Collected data
□ □ □ □ □ □ □

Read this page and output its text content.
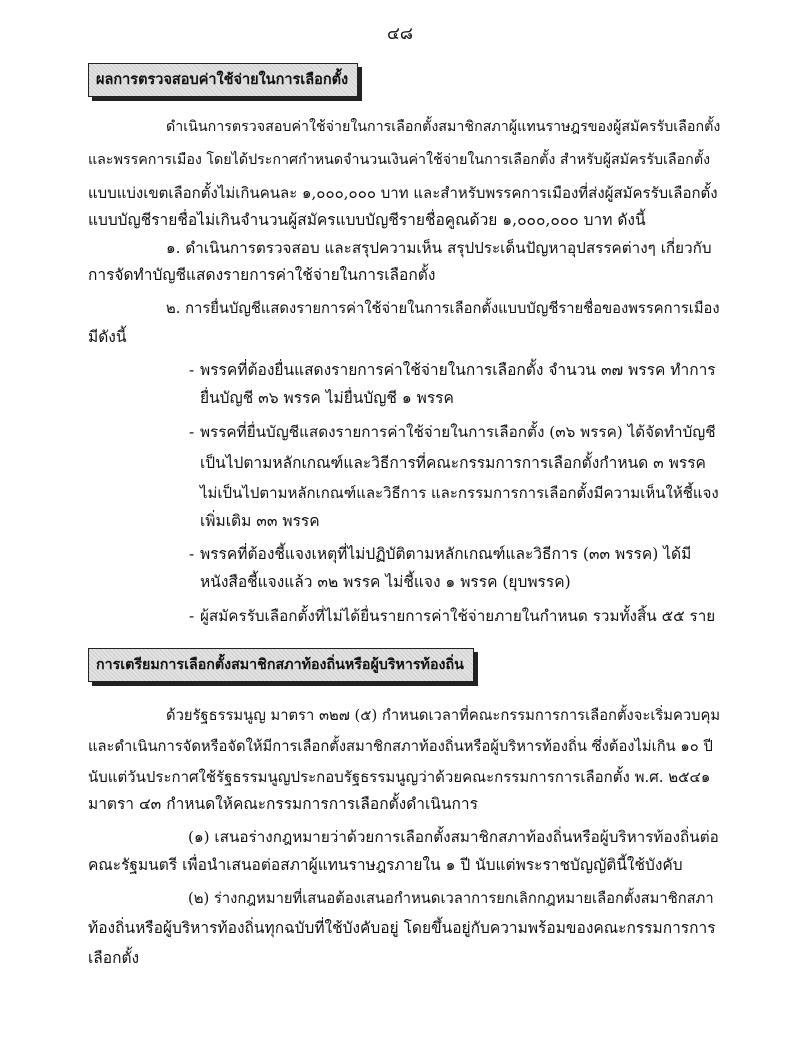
๔๘
ผลการตรวจสอบค่าใช้จ่ายในการเลือกตั้ง
ดำเนินการตรวจสอบค่าใช้จ่ายในการเลือกตั้งสมาชิกสภาผู้แทนราษฎรของผู้สมัครรับเลือกตั้ง
และพรรคการเมือง โดยได้ประกาศกำหนดจำนวนเงินค่าใช้จ่ายในการเลือกตั้ง สำหรับผู้สมัครรับเลือกตั้ง
แบบแบ่งเขตเลือกตั้งไม่เกินคนละ ๑,๐๐๐,๐๐๐ บาท และสำหรับพรรคการเมืองที่ส่งผู้สมัครรับเลือกตั้ง
แบบบัญชีรายชื่อไม่เกินจำนวนผู้สมัครแบบบัญชีรายชื่อคูณด้วย ๑,๐๐๐,๐๐๐ บาท ดังนี้
๑. ดำเนินการตรวจสอบ และสรุปความเห็น สรุปประเด็นปัญหาอุปสรรคต่างๆ เกี่ยวกับ
การจัดทำบัญชีแสดงรายการค่าใช้จ่ายในการเลือกตั้ง
๒. การยื่นบัญชีแสดงรายการค่าใช้จ่ายในการเลือกตั้งแบบบัญชีรายชื่อของพรรคการเมือง
มีดังนี้
- พรรคที่ต้องยื่นแสดงรายการค่าใช้จ่ายในการเลือกตั้ง จำนวน ๓๗ พรรค ทำการ
ยื่นบัญชี ๓๖ พรรค ไม่ยื่นบัญชี ๑ พรรค
- พรรคที่ยื่นบัญชีแสดงรายการค่าใช้จ่ายในการเลือกตั้ง (๓๖ พรรค) ได้จัดทำบัญชี
เป็นไปตามหลักเกณฑ์และวิธีการที่คณะกรรมการการเลือกตั้งกำหนด ๓ พรรค
ไม่เป็นไปตามหลักเกณฑ์และวิธีการ และกรรมการการเลือกตั้งมีความเห็นให้ชี้แจง
เพิ่มเติม ๓๓ พรรค
- พรรคที่ต้องชี้แจงเหตุที่ไม่ปฏิบัติตามหลักเกณฑ์และวิธีการ (๓๓ พรรค) ได้มี
หนังสือชี้แจงแล้ว ๓๒ พรรค ไม่ชี้แจง ๑ พรรค (ยุบพรรค)
- ผู้สมัครรับเลือกตั้งที่ไม่ได้ยื่นรายการค่าใช้จ่ายภายในกำหนด รวมทั้งสิ้น ๕๕ ราย
การเตรียมการเลือกตั้งสมาชิกสภาท้องถิ่นหรือผู้บริหารท้องถิ่น
ด้วยรัฐธรรมนูญ มาตรา ๓๒๗ (๕) กำหนดเวลาที่คณะกรรมการการเลือกตั้งจะเริ่มควบคุม
และดำเนินการจัดหรือจัดให้มีการเลือกตั้งสมาชิกสภาท้องถิ่นหรือผู้บริหารท้องถิ่น ซึ่งต้องไม่เกิน ๑๐ ปี
นับแต่วันประกาศใช้รัฐธรรมนูญประกอบรัฐธรรมนูญว่าด้วยคณะกรรมการการเลือกตั้ง พ.ศ. ๒๕๔๑
มาตรา ๔๓ กำหนดให้คณะกรรมการการเลือกตั้งดำเนินการ
(๑) เสนอร่างกฎหมายว่าด้วยการเลือกตั้งสมาชิกสภาท้องถิ่นหรือผู้บริหารท้องถิ่นต่อ
คณะรัฐมนตรี เพื่อนำเสนอต่อสภาผู้แทนราษฎรภายใน ๑ ปี นับแต่พระราชบัญญัตินี้ใช้บังคับ
(๒) ร่างกฎหมายที่เสนอต้องเสนอกำหนดเวลาการยกเลิกกฎหมายเลือกตั้งสมาชิกสภา
ท้องถิ่นหรือผู้บริหารท้องถิ่นทุกฉบับที่ใช้บังคับอยู่ โดยขึ้นอยู่กับความพร้อมของคณะกรรมการการ
เลือกตั้ง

□ □ □ □ □ □ □

- [Stated task] Without the pictures, repeat all the records word for word.

- [Worked answer]
Read this page and output its text content.
๔๘
ผลการตรวจสอบค่าใช้จ่ายในการเลือกตั้ง
ดำเนินการตรวจสอบค่าใช้จ่ายในการเลือกตั้งสมาชิกสภาผู้แทนราษฎรของผู้สมัครรับเลือกตั้ง
และพรรคการเมือง โดยได้ประกาศกำหนดจำนวนเงินค่าใช้จ่ายในการเลือกตั้ง สำหรับผู้สมัครรับเลือกตั้ง
แบบแบ่งเขตเลือกตั้งไม่เกินคนละ ๑,๐๐๐,๐๐๐ บาท และสำหรับพรรคการเมืองที่ส่งผู้สมัครรับเลือกตั้ง
แบบบัญชีรายชื่อไม่เกินจำนวนผู้สมัครแบบบัญชีรายชื่อคูณด้วย ๑,๐๐๐,๐๐๐ บาท ดังนี้
๑. ดำเนินการตรวจสอบ และสรุปความเห็น สรุปประเด็นปัญหาอุปสรรคต่างๆ เกี่ยวกับ
การจัดทำบัญชีแสดงรายการค่าใช้จ่ายในการเลือกตั้ง
๒. การยื่นบัญชีแสดงรายการค่าใช้จ่ายในการเลือกตั้งแบบบัญชีรายชื่อของพรรคการเมือง
มีดังนี้
- พรรคที่ต้องยื่นแสดงรายการค่าใช้จ่ายในการเลือกตั้ง จำนวน ๓๗ พรรค ทำการ
ยื่นบัญชี ๓๖ พรรค ไม่ยื่นบัญชี ๑ พรรค
- พรรคที่ยื่นบัญชีแสดงรายการค่าใช้จ่ายในการเลือกตั้ง (๓๖ พรรค) ได้จัดทำบัญชี
เป็นไปตามหลักเกณฑ์และวิธีการที่คณะกรรมการการเลือกตั้งกำหนด ๓ พรรค
ไม่เป็นไปตามหลักเกณฑ์และวิธีการ และกรรมการการเลือกตั้งมีความเห็นให้ชี้แจง
เพิ่มเติม ๓๓ พรรค
- พรรคที่ต้องชี้แจงเหตุที่ไม่ปฏิบัติตามหลักเกณฑ์และวิธีการ (๓๓ พรรค) ได้มี
หนังสือชี้แจงแล้ว ๓๒ พรรค ไม่ชี้แจง ๑ พรรค (ยุบพรรค)
- ผู้สมัครรับเลือกตั้งที่ไม่ได้ยื่นรายการค่าใช้จ่ายภายในกำหนด รวมทั้งสิ้น ๕๕ ราย
การเตรียมการเลือกตั้งสมาชิกสภาท้องถิ่นหรือผู้บริหารท้องถิ่น
ด้วยรัฐธรรมนูญ มาตรา ๓๒๗ (๕) กำหนดเวลาที่คณะกรรมการการเลือกตั้งจะเริ่มควบคุม
และดำเนินการจัดหรือจัดให้มีการเลือกตั้งสมาชิกสภาท้องถิ่นหรือผู้บริหารท้องถิ่น ซึ่งต้องไม่เกิน ๑๐ ปี
นับแต่วันประกาศใช้รัฐธรรมนูญประกอบรัฐธรรมนูญว่าด้วยคณะกรรมการการเลือกตั้ง พ.ศ. ๒๕๔๑
มาตรา ๔๓ กำหนดให้คณะกรรมการการเลือกตั้งดำเนินการ
(๑) เสนอร่างกฎหมายว่าด้วยการเลือกตั้งสมาชิกสภาท้องถิ่นหรือผู้บริหารท้องถิ่นต่อ
คณะรัฐมนตรี เพื่อนำเสนอต่อสภาผู้แทนราษฎรภายใน ๑ ปี นับแต่พระราชบัญญัตินี้ใช้บังคับ
(๒) ร่างกฎหมายที่เสนอต้องเสนอกำหนดเวลาการยกเลิกกฎหมายเลือกตั้งสมาชิกสภา
ท้องถิ่นหรือผู้บริหารท้องถิ่นทุกฉบับที่ใช้บังคับอยู่ โดยขึ้นอยู่กับความพร้อมของคณะกรรมการการ
เลือกตั้ง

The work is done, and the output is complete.